=== DATASET ROWS ===
>>>>>

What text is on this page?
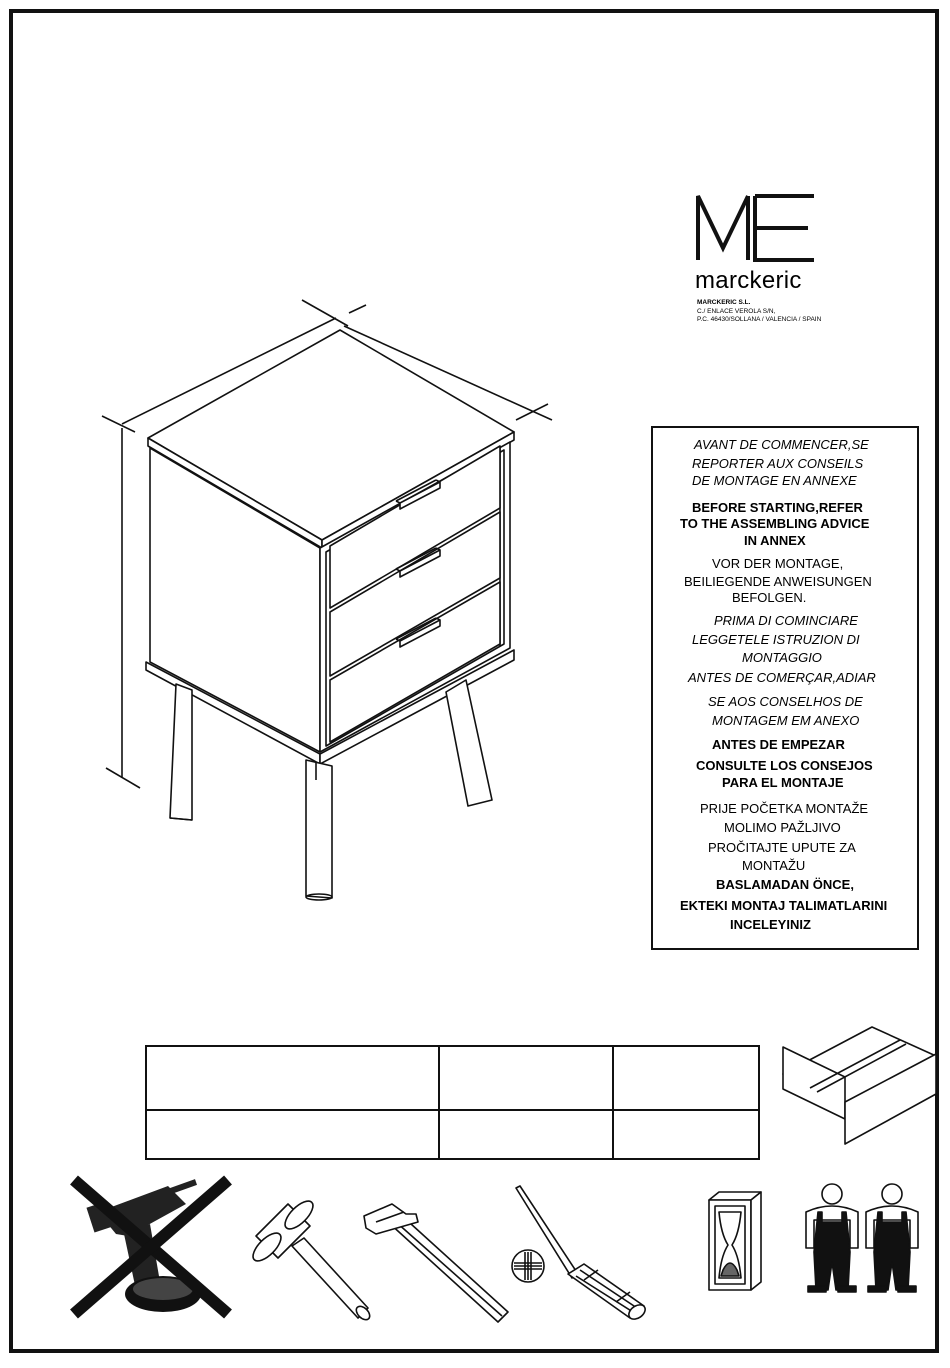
marckeric
MARCKERIC S.L.
C./ ENLACE VEROLA S/N,
P.C. 46430/SOLLANA / VALENCIA / SPAIN
AVANT DE COMMENCER,SE
REPORTER AUX CONSEILS
DE MONTAGE EN ANNEXE
BEFORE STARTING,REFER
TO THE ASSEMBLING ADVICE
IN ANNEX
VOR DER MONTAGE,
BEILIEGENDE ANWEISUNGEN
BEFOLGEN.
PRIMA DI COMINCIARE
LEGGETELE ISTRUZION DI
MONTAGGIO
ANTES DE COMERÇAR,ADIAR
SE AOS CONSELHOS DE
MONTAGEM EM ANEXO
ANTES DE EMPEZAR
CONSULTE LOS CONSEJOS
PARA EL MONTAJE
PRIJE POČETKA MONTAŽE
MOLIMO PAŽLJIVO
PROČITAJTE UPUTE ZA
MONTAŽU
BASLAMADAN ÖNCE,
EKTEKI MONTAJ TALIMATLARINI
INCELEYINIZ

<<<<<

=== DIRECTIVE ===
Search the entries for the word "ANTES", then list each line that holds it.

=== RESPONSE TO THIS TASK ===
ANTES DE COMERÇAR,ADIAR
ANTES DE EMPEZAR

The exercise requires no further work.